[Stored data]

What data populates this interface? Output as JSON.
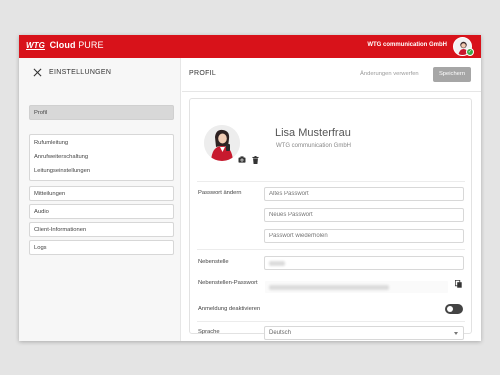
{
  "topbar": {
    "logo_brand": "WTG",
    "logo_product": "Cloud",
    "logo_edition": "PURE",
    "company": "WTG communication GmbH",
    "status_mark": "✓"
  },
  "sidebar": {
    "title": "EINSTELLUNGEN",
    "items": [
      {
        "label": "Profil",
        "active": true
      },
      {
        "label": "Rufumleitung"
      },
      {
        "label": "Anrufweiterschaltung"
      },
      {
        "label": "Leitungseinstellungen"
      },
      {
        "label": "Mitteilungen"
      },
      {
        "label": "Audio"
      },
      {
        "label": "Client-Informationen"
      },
      {
        "label": "Logs"
      }
    ]
  },
  "main": {
    "title": "PROFIL",
    "discard_label": "Änderungen verwerfen",
    "save_label": "Speichern",
    "profile": {
      "name": "Lisa Musterfrau",
      "company": "WTG communication GmbH"
    },
    "password": {
      "label": "Passwort ändern",
      "old_placeholder": "Altes Passwort",
      "new_placeholder": "Neues Passwort",
      "repeat_placeholder": "Passwort wiederholen"
    },
    "extension": {
      "label": "Nebenstelle"
    },
    "extension_password": {
      "label": "Nebenstellen-Passwort"
    },
    "disable_login": {
      "label": "Anmeldung deaktivieren",
      "enabled": false
    },
    "language": {
      "label": "Sprache",
      "value": "Deutsch"
    }
  },
  "colors": {
    "brand_red": "#d8121a",
    "status_green": "#3aa845",
    "save_button": "#a6a6a6"
  }
}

_Stated problem:_ State the number of lines above that hold the string "GmbH", with nothing added.

_Exercise response:_ 2